Stored dataset items
--- START ---
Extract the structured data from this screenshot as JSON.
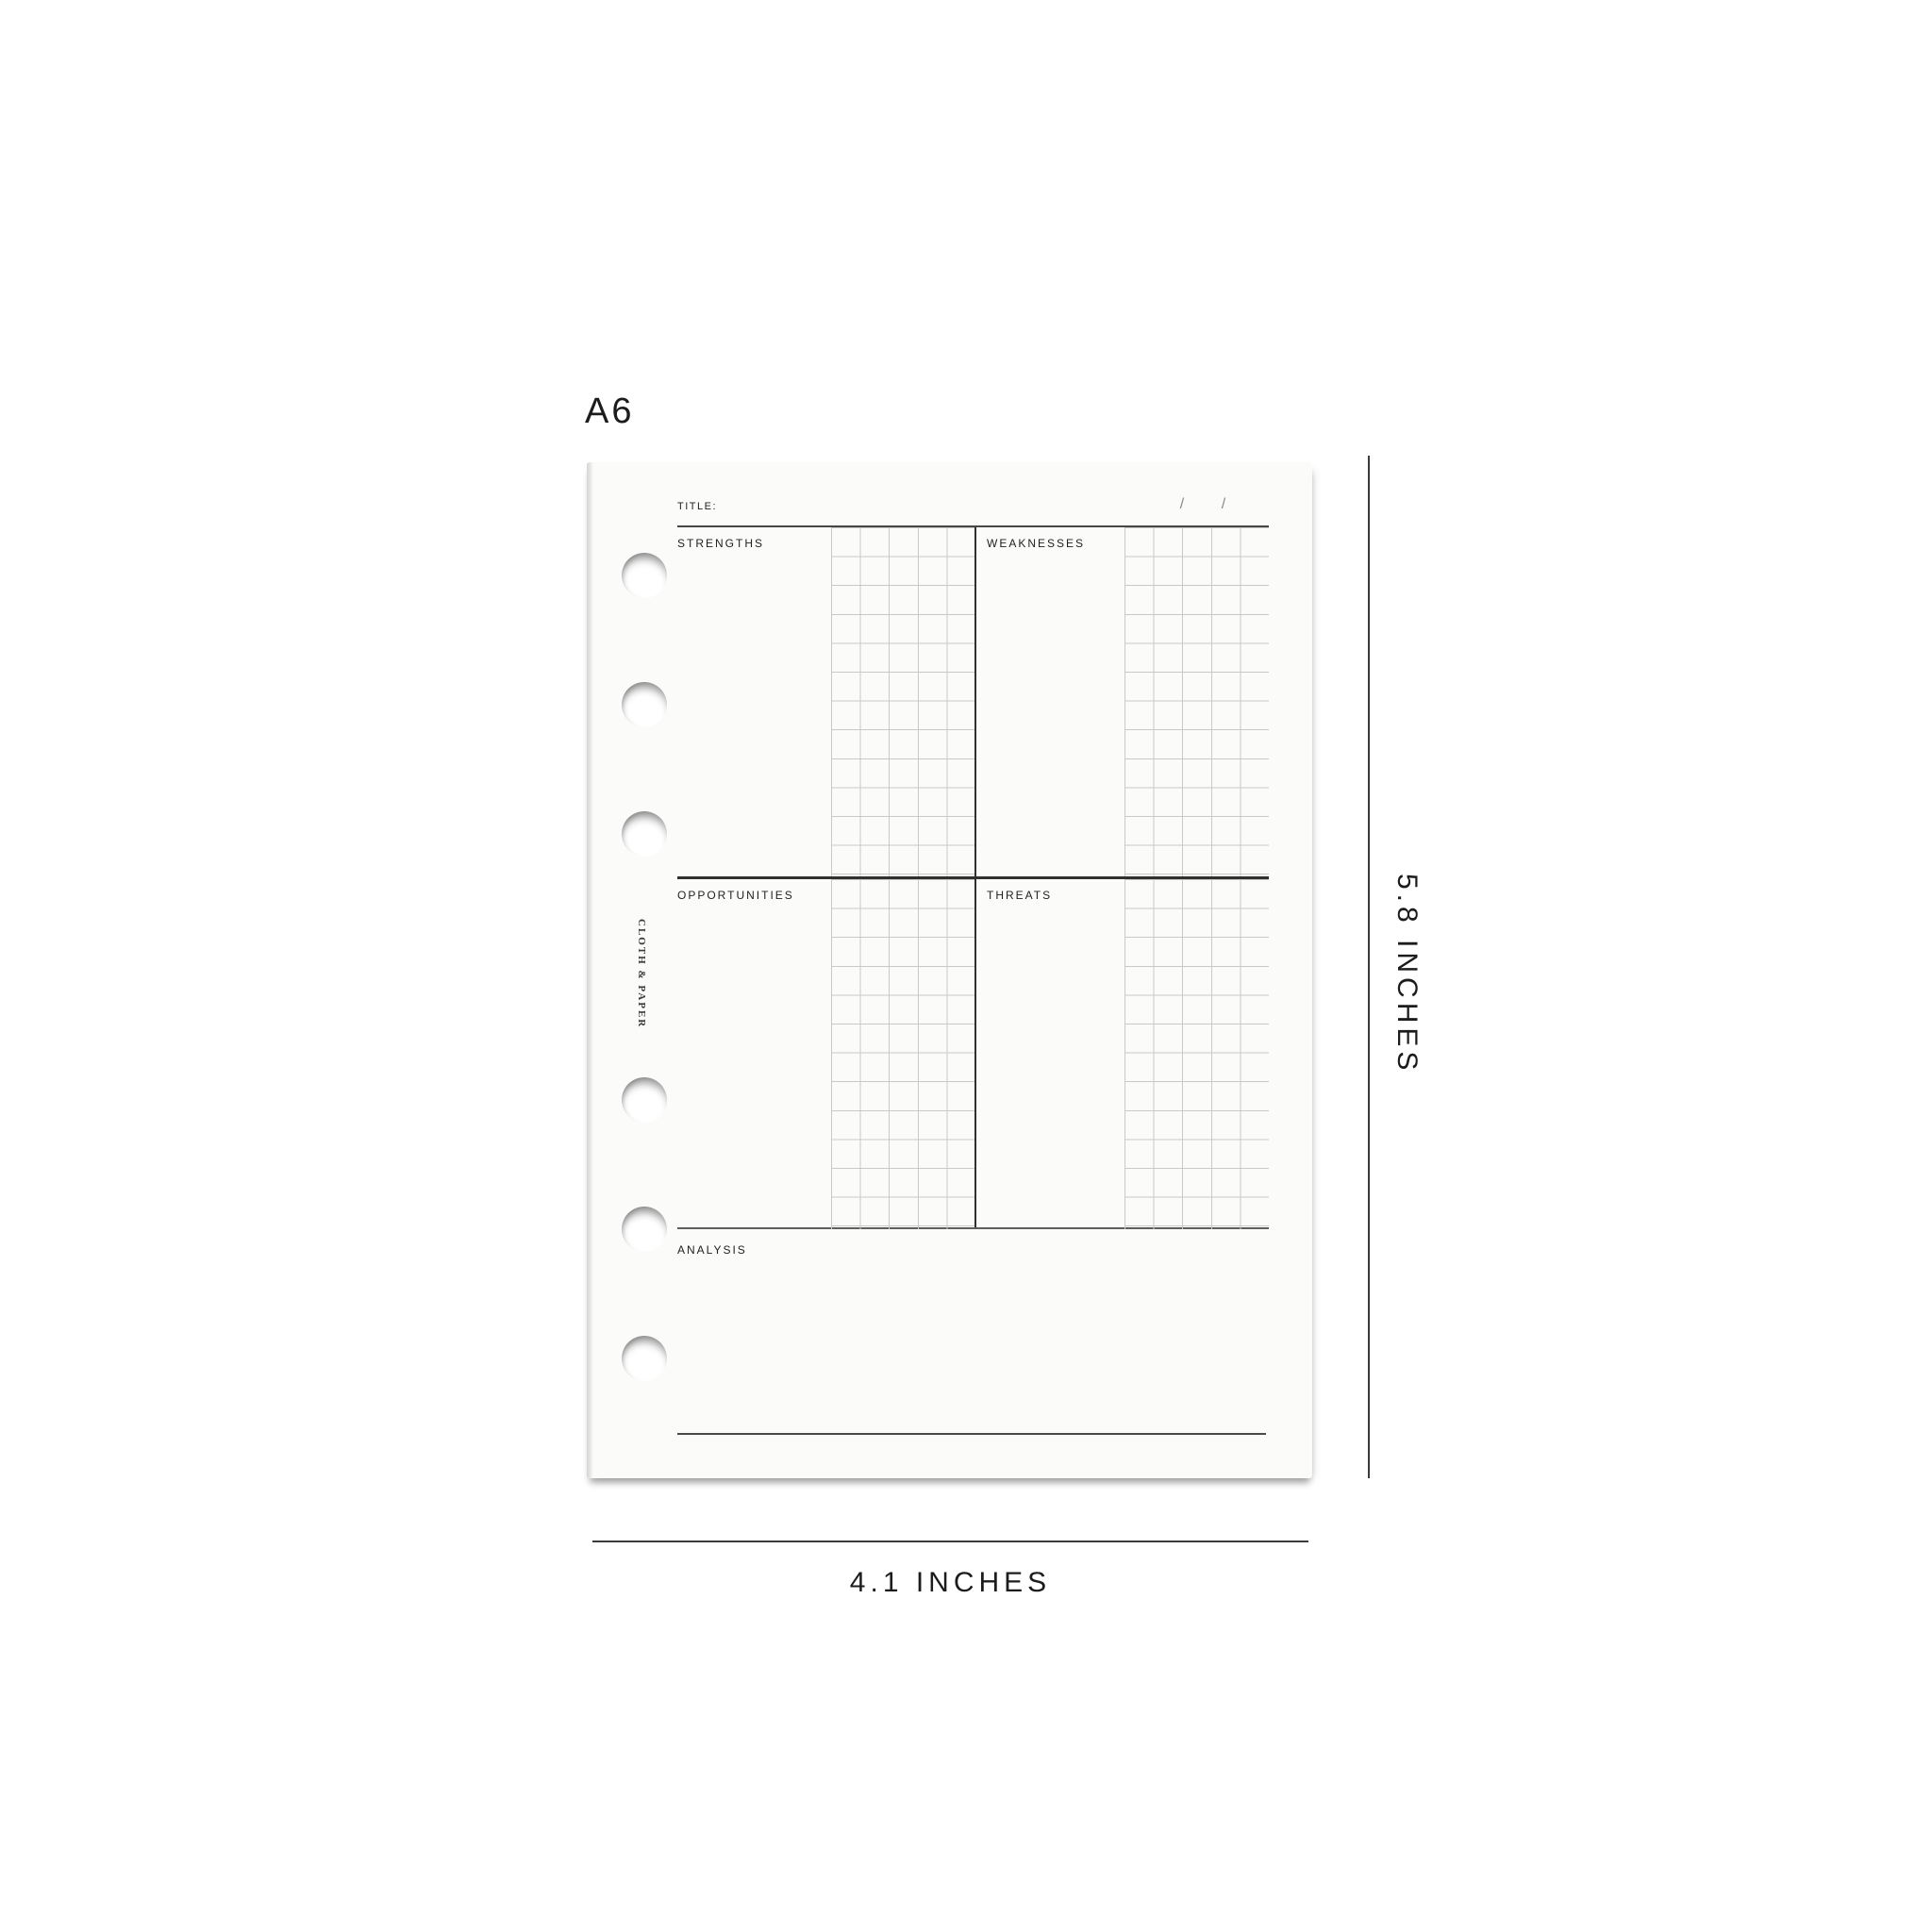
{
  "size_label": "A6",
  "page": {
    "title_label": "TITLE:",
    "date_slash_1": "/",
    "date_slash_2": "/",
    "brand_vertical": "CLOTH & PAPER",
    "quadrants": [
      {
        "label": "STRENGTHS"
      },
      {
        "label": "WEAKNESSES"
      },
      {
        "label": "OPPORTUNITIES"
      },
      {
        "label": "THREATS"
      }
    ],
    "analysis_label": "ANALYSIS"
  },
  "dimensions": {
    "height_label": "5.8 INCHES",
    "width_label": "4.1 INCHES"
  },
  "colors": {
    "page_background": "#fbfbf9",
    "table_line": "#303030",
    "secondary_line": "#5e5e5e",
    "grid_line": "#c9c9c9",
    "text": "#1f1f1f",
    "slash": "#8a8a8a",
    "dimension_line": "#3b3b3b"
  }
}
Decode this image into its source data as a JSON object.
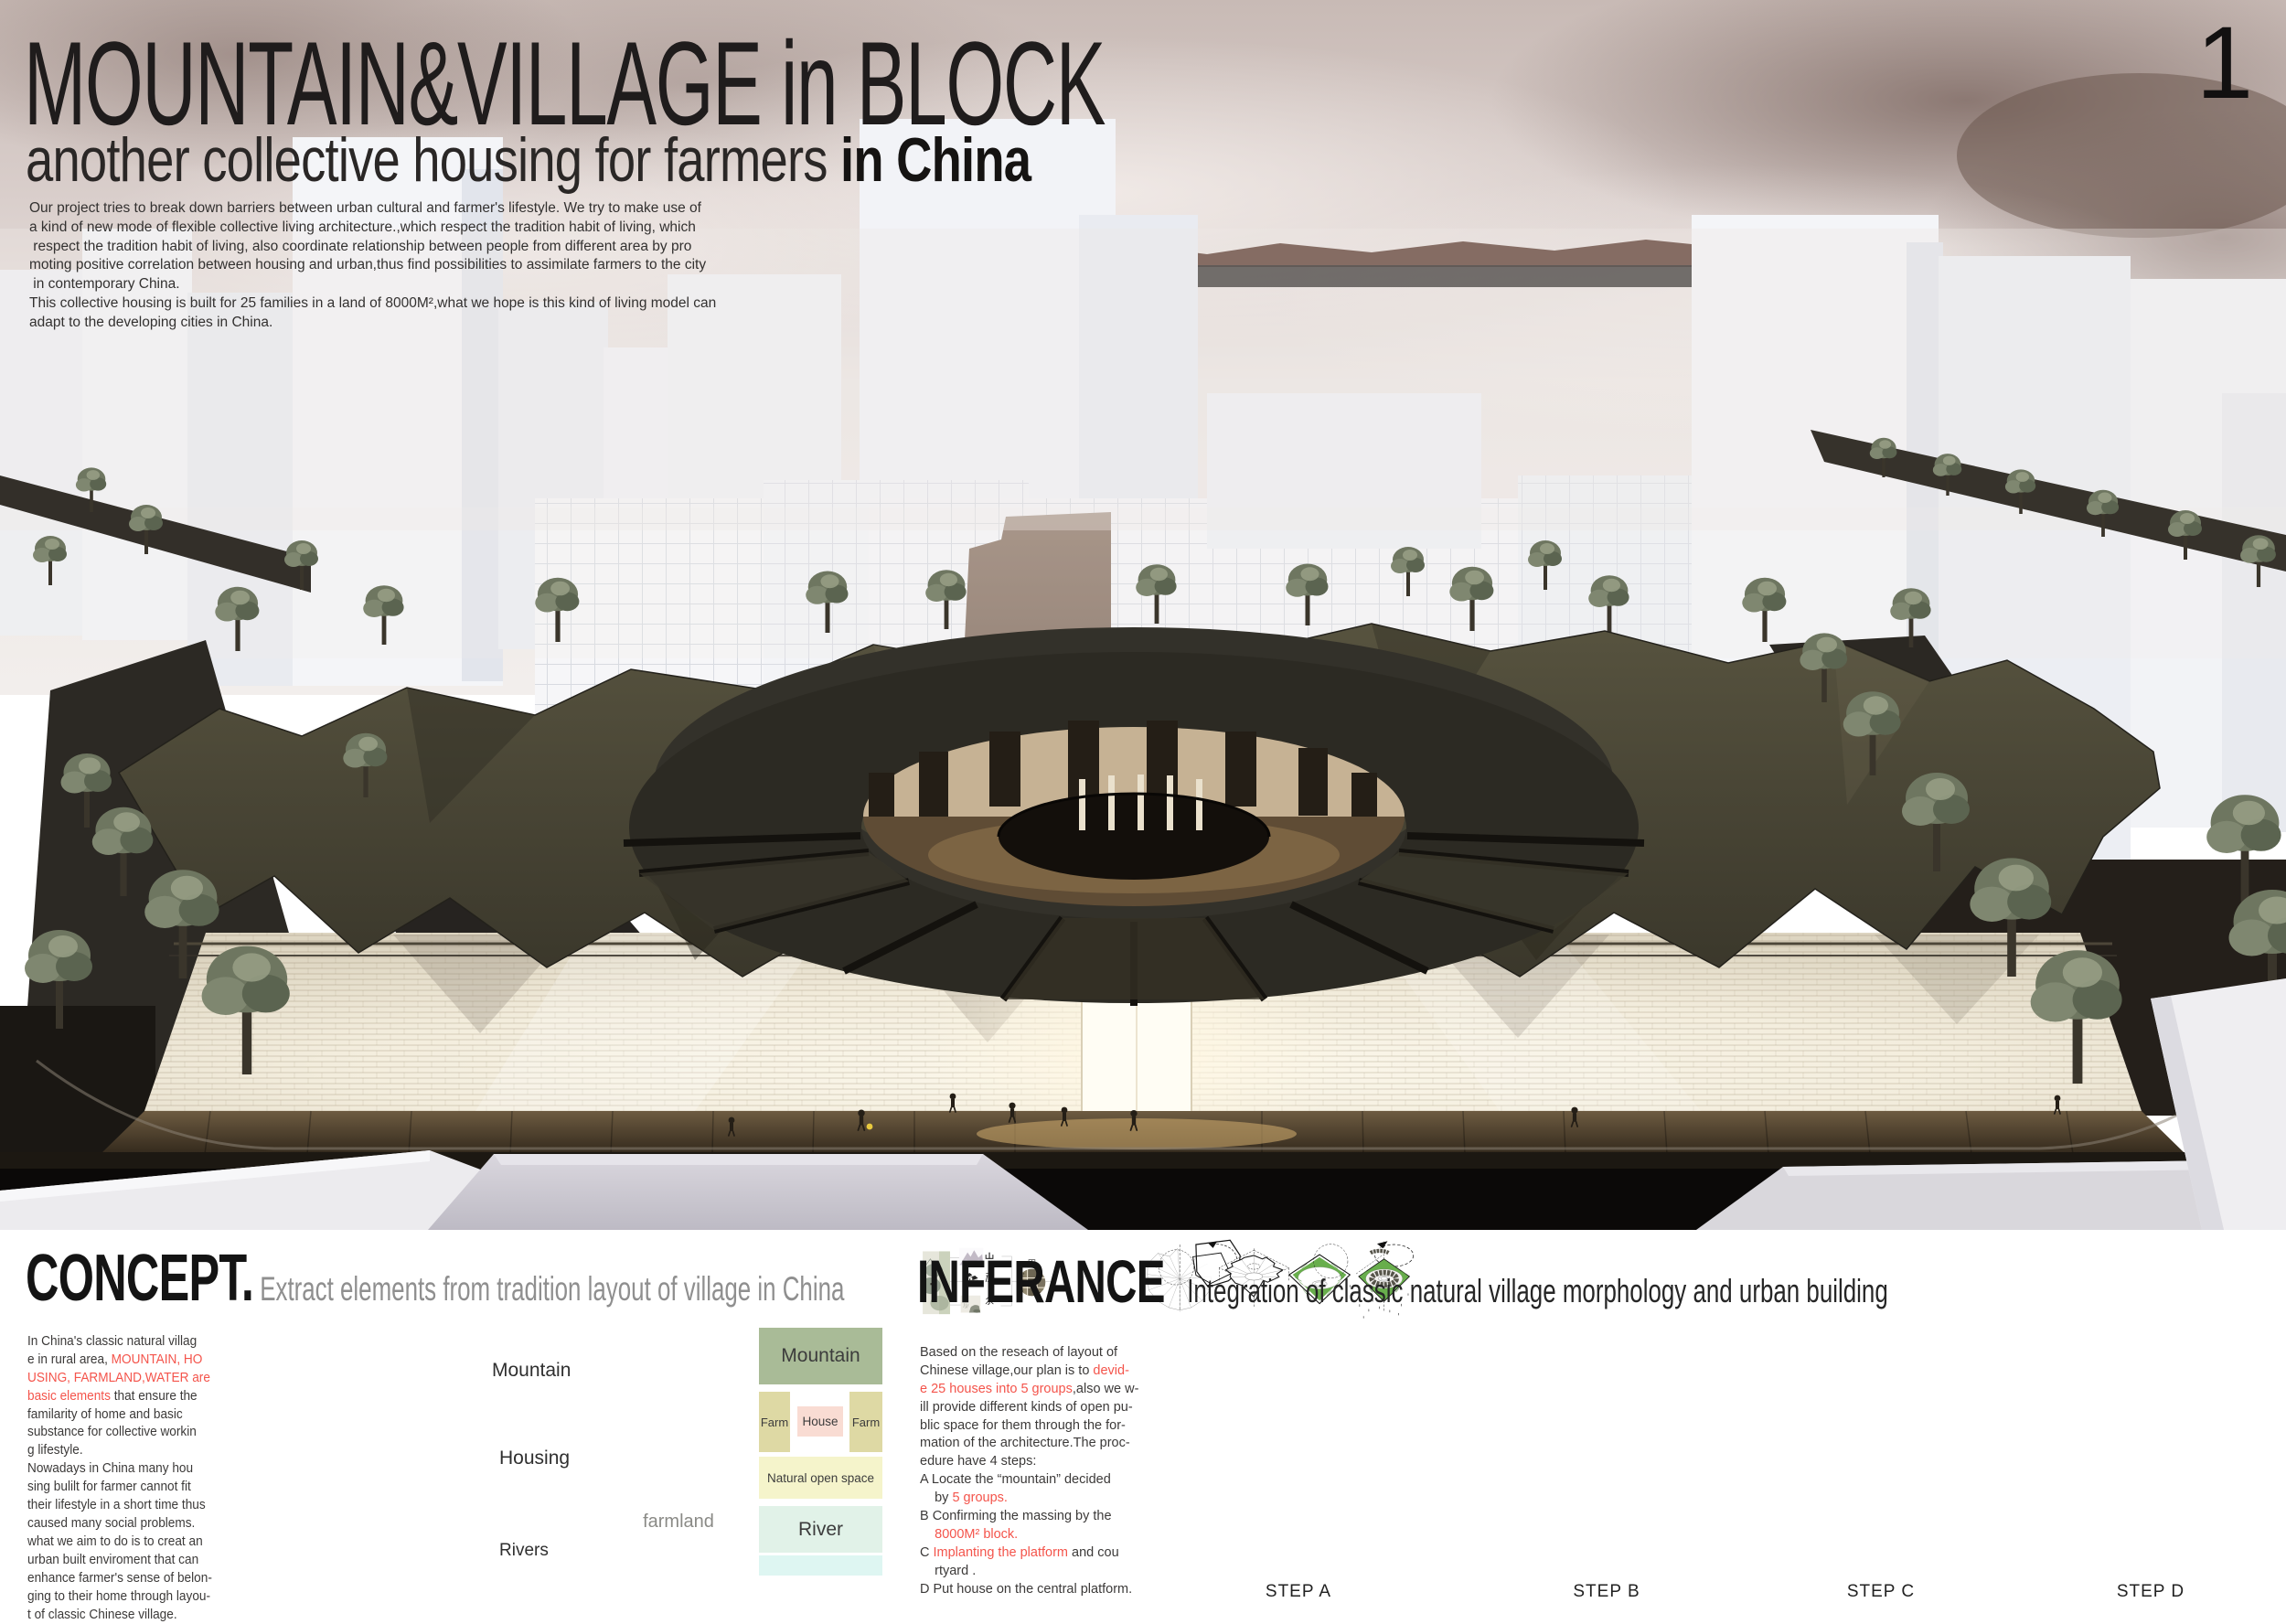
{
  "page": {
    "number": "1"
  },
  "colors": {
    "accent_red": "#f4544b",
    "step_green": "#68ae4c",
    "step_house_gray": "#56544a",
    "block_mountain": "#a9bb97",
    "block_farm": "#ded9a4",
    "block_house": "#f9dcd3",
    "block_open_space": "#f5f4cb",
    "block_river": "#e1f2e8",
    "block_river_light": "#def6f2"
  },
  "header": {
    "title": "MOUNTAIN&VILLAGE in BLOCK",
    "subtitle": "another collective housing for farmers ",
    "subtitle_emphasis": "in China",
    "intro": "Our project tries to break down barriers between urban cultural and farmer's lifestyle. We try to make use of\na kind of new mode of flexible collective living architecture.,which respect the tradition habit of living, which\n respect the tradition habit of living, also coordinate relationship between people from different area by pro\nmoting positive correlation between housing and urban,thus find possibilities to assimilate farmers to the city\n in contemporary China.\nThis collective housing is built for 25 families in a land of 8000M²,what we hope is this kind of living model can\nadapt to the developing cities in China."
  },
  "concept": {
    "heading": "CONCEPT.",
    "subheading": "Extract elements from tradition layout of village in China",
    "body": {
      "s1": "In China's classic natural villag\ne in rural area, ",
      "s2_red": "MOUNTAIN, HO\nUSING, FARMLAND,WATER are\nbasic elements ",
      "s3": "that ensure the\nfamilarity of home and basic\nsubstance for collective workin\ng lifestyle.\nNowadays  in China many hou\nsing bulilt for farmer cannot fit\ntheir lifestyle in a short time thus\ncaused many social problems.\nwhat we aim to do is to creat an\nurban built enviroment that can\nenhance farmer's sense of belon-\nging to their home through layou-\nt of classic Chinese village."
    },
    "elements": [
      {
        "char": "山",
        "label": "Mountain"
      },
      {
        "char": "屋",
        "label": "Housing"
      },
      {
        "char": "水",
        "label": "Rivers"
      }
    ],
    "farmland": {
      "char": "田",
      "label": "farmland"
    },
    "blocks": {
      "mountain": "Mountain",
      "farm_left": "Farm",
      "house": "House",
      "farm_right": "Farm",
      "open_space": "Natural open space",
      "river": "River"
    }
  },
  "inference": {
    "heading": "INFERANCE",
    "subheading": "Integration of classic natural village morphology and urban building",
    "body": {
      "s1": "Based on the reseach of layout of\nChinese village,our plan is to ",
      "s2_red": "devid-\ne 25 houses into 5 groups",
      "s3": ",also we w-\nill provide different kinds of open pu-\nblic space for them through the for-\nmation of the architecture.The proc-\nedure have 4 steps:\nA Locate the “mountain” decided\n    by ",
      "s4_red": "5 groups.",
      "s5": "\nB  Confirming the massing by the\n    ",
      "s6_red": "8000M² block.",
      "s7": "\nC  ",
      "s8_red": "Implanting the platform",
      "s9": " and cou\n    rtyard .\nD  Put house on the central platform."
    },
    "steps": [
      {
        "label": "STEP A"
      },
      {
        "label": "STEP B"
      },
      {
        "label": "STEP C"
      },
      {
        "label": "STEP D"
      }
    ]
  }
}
--- END ---
Exercise instructions ::
Look through the data above. Each line containing the word "JSON" needs to be copied.

The solution ::
Extract the structured data from this screenshot as JSON.
Decode this image into its source data as a JSON object.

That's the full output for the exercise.